-- Start of Dataset records --

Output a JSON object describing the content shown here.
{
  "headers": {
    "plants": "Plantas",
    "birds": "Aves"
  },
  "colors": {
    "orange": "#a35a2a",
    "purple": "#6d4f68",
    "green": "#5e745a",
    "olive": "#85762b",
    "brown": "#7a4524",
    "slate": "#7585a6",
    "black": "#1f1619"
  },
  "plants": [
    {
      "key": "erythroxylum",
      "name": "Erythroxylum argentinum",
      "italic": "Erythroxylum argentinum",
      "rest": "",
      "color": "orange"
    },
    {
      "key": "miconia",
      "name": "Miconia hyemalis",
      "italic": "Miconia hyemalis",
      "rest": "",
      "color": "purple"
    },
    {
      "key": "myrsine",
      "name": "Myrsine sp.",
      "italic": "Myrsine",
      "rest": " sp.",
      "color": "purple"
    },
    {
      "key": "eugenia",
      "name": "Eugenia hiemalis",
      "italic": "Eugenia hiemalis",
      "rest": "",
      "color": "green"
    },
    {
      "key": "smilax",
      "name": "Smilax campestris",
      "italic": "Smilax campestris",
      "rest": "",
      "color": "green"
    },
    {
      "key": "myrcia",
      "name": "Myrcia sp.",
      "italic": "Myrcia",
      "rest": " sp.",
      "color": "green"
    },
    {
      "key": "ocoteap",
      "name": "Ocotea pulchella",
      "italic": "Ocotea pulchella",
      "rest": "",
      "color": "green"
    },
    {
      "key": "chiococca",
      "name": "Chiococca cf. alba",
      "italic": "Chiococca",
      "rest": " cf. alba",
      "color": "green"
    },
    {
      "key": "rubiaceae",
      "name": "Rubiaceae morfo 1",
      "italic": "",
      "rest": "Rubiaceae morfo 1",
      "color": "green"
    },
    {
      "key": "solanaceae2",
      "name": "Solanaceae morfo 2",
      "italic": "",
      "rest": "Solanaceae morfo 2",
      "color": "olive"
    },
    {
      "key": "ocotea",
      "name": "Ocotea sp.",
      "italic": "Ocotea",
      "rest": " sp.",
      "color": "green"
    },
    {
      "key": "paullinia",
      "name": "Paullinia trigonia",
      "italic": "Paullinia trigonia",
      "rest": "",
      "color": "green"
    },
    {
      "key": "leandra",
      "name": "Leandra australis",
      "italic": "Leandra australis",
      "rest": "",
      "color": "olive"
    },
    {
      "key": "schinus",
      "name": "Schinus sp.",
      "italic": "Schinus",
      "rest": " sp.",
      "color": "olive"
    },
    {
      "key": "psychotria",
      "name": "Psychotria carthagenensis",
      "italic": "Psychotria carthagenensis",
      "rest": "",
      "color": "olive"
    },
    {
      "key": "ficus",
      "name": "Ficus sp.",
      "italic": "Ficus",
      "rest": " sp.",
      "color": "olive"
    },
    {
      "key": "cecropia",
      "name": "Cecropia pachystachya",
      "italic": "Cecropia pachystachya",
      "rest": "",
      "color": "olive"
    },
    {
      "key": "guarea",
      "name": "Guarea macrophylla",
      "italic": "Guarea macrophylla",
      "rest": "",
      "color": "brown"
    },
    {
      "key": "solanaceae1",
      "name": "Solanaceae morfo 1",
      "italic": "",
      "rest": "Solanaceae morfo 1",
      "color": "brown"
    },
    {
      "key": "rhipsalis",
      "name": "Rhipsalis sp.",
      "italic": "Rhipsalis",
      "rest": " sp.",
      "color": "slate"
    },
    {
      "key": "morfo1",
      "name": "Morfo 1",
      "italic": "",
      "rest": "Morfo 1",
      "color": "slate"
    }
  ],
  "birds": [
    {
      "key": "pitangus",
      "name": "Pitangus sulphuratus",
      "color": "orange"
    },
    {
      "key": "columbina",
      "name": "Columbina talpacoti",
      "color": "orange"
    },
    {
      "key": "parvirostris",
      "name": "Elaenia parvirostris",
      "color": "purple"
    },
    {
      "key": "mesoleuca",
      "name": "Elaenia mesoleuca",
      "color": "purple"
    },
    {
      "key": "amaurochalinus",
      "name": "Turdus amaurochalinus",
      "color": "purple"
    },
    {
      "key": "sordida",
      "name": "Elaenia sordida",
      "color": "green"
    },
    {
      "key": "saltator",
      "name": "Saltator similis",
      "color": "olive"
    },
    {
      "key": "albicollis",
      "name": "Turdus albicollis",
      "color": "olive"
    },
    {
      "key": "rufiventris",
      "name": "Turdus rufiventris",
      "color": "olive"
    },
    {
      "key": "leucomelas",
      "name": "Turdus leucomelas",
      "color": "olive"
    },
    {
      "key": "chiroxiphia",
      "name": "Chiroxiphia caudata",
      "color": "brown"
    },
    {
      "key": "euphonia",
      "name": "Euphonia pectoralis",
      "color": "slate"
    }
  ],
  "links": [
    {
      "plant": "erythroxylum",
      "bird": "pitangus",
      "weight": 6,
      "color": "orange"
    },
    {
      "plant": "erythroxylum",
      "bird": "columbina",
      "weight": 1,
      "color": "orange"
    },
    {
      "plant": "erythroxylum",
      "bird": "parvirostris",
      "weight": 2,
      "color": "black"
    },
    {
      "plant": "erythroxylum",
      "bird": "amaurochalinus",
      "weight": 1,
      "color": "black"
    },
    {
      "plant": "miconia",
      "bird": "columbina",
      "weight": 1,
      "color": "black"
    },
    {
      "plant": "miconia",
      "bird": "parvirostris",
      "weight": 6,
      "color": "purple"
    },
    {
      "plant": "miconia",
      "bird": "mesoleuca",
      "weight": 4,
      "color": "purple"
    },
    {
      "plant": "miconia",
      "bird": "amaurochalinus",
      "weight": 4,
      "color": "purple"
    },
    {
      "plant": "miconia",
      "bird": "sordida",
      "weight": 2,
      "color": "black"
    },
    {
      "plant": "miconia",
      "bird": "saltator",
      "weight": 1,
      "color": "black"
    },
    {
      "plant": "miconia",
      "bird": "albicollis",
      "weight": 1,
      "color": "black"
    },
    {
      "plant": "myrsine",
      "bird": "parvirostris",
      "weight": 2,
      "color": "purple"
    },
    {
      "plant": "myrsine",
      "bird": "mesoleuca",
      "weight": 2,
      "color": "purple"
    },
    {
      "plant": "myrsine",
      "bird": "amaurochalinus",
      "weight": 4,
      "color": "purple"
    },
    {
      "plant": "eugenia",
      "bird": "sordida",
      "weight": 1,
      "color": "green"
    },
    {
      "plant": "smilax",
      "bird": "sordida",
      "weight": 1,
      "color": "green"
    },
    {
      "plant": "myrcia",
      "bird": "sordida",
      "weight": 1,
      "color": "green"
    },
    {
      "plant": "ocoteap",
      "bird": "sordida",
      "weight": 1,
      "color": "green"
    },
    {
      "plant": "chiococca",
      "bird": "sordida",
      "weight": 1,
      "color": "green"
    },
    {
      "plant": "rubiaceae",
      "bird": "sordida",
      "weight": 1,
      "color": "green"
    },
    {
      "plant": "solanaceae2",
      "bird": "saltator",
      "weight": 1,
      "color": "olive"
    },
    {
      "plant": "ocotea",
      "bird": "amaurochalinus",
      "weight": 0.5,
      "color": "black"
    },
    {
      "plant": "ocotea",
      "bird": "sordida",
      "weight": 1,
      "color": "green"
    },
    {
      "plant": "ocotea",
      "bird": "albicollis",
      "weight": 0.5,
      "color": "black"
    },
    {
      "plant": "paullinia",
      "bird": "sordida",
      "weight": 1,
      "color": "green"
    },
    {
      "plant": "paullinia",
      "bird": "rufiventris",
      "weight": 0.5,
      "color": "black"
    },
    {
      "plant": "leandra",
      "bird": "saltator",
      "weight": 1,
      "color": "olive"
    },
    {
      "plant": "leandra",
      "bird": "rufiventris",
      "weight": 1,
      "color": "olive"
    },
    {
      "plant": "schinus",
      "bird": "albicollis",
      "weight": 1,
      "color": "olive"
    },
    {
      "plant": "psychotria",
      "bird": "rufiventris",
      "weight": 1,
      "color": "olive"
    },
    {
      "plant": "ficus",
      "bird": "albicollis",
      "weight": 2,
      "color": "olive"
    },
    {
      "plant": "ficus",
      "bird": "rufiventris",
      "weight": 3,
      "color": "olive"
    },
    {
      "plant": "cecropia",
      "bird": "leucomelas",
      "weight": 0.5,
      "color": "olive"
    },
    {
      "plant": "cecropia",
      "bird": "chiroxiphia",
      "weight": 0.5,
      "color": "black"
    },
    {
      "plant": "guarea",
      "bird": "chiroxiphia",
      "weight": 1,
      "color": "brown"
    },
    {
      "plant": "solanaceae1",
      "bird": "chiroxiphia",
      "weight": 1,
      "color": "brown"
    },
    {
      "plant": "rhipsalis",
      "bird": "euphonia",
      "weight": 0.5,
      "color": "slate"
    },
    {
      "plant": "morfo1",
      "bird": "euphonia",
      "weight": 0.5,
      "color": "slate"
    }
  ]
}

-- End of Dataset records --

* Goal of the exercise
From the material, report only how many lines include the word "Elaenia".

* Answer to this task
3